- _TASK STATEMENT_
Find each line holding "maxime" and copy it out.

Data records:

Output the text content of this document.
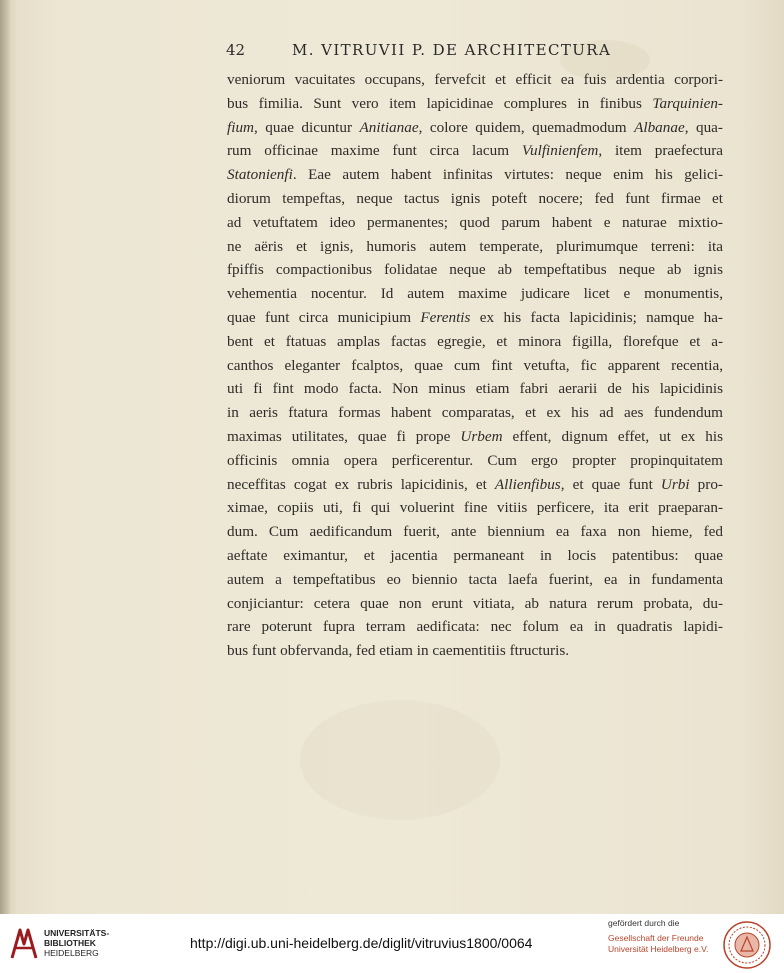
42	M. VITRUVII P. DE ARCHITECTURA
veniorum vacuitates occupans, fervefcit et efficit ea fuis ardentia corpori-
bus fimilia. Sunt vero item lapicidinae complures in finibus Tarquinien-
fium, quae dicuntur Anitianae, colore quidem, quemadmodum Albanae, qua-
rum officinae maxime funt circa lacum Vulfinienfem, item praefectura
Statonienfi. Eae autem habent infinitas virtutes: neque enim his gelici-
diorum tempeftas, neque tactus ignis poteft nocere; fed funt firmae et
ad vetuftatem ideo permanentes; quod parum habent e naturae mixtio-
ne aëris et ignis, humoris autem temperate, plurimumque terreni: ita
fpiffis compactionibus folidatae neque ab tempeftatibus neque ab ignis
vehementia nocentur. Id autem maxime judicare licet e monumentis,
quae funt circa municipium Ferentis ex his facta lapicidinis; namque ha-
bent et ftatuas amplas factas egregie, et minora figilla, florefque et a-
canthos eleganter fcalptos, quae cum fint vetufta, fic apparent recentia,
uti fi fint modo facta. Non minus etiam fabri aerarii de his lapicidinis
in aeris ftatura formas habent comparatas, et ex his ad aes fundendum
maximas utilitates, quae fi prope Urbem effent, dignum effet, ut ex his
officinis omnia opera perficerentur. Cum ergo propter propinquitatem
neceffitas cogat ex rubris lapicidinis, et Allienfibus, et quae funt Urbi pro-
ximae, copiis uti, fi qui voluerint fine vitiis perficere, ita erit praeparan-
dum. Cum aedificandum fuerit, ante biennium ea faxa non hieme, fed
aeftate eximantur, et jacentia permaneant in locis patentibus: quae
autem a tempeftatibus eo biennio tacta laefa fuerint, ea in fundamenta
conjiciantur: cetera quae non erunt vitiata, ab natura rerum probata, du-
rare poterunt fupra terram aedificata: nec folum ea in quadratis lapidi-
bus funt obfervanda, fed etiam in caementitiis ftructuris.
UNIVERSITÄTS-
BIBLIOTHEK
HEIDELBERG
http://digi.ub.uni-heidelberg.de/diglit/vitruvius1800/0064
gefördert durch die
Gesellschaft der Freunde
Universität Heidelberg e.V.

- _ANSWER TO THE TASK_
rum officinae maxime funt circa lacum Vulfinienfem, item praefectura
vehementia nocentur. Id autem maxime judicare licet e monumentis,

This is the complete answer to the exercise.